**SOURCE DATA**

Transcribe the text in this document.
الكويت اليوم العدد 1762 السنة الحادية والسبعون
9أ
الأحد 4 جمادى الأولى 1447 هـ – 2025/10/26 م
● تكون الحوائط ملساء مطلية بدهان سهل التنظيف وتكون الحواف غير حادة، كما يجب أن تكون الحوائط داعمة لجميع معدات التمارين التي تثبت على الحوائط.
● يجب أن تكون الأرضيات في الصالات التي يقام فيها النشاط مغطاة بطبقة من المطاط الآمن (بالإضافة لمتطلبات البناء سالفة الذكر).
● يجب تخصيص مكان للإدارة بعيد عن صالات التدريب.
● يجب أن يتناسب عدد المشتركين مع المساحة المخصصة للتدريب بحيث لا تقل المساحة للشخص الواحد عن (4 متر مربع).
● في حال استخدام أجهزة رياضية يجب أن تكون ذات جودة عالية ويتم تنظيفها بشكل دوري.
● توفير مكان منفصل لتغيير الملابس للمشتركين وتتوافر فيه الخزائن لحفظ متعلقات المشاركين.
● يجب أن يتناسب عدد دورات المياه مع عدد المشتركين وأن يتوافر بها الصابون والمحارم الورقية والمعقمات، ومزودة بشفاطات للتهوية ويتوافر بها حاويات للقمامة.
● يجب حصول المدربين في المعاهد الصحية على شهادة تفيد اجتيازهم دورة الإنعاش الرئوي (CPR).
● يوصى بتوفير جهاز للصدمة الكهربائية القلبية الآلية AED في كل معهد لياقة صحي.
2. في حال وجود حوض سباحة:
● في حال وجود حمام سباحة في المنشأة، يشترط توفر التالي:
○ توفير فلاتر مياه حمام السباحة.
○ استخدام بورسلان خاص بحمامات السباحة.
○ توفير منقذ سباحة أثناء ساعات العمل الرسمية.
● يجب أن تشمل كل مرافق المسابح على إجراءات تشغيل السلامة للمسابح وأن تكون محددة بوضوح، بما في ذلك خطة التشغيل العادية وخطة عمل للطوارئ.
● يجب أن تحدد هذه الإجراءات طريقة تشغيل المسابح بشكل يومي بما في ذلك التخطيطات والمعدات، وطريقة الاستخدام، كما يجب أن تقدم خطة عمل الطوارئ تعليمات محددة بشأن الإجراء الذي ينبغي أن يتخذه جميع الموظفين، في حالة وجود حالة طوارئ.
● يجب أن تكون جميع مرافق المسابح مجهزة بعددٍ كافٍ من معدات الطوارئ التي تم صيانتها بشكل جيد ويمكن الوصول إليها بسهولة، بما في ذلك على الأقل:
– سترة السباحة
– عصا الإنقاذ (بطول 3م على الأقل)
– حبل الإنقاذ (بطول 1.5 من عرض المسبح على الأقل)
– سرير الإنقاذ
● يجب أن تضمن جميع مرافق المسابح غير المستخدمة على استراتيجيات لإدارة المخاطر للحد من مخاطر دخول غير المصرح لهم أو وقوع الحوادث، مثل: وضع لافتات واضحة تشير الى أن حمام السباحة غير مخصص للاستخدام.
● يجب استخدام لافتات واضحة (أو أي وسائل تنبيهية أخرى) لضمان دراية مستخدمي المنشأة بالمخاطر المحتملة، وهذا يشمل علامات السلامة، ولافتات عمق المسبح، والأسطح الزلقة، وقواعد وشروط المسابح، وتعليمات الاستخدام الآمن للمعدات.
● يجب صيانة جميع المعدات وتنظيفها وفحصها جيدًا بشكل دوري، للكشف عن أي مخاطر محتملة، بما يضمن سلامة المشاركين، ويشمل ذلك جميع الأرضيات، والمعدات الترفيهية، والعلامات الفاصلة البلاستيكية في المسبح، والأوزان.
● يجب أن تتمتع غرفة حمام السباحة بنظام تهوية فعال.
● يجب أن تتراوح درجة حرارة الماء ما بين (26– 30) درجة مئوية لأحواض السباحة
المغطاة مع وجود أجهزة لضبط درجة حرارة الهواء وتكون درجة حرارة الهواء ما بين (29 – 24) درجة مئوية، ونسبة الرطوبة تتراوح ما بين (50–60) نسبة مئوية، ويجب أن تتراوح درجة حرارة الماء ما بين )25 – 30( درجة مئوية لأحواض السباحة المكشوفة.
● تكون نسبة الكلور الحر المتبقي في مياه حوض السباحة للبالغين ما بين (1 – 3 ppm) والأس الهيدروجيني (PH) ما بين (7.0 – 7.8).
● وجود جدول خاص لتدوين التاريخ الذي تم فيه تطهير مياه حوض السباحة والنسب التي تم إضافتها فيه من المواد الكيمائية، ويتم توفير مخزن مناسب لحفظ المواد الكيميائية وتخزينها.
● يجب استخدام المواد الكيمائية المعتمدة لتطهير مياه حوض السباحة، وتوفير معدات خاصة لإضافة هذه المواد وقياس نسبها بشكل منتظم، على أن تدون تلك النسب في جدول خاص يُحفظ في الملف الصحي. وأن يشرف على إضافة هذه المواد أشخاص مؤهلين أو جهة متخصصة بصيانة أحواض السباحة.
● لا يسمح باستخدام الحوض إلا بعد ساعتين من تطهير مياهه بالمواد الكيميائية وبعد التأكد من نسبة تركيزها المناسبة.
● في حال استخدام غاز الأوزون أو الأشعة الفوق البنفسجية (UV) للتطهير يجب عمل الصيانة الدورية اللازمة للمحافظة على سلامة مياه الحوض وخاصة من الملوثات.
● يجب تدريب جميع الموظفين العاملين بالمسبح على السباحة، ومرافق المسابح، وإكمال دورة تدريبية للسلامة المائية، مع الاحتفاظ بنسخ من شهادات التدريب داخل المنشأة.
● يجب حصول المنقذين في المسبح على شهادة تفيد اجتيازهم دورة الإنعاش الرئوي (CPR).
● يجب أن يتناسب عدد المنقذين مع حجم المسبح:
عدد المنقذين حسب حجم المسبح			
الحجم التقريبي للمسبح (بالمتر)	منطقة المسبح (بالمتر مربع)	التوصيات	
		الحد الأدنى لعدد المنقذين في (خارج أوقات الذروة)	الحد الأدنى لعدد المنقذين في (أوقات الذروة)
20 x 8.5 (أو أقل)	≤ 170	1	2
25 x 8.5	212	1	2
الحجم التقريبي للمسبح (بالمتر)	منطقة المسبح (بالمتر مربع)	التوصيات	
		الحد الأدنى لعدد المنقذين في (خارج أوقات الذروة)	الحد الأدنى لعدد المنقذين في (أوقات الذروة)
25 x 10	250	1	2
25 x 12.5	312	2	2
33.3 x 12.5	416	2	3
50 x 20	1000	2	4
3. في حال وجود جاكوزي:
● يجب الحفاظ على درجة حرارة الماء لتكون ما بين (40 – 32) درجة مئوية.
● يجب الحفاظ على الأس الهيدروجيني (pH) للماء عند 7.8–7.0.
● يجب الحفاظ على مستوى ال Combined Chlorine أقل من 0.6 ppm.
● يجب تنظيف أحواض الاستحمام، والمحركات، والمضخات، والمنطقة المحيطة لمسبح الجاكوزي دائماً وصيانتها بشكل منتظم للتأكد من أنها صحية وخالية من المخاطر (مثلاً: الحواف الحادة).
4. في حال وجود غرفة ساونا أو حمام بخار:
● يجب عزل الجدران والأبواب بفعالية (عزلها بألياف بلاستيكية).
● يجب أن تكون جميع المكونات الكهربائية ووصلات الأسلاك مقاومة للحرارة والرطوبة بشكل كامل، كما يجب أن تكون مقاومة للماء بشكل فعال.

**STATED GOAL**
Leave out every line without the string "غرفة" and copy the rest.

**WRITTEN ANSWER**
● يجب أن تتمتع غرفة حمام السباحة بنظام تهوية فعال.
4. في حال وجود غرفة ساونا أو حمام بخار:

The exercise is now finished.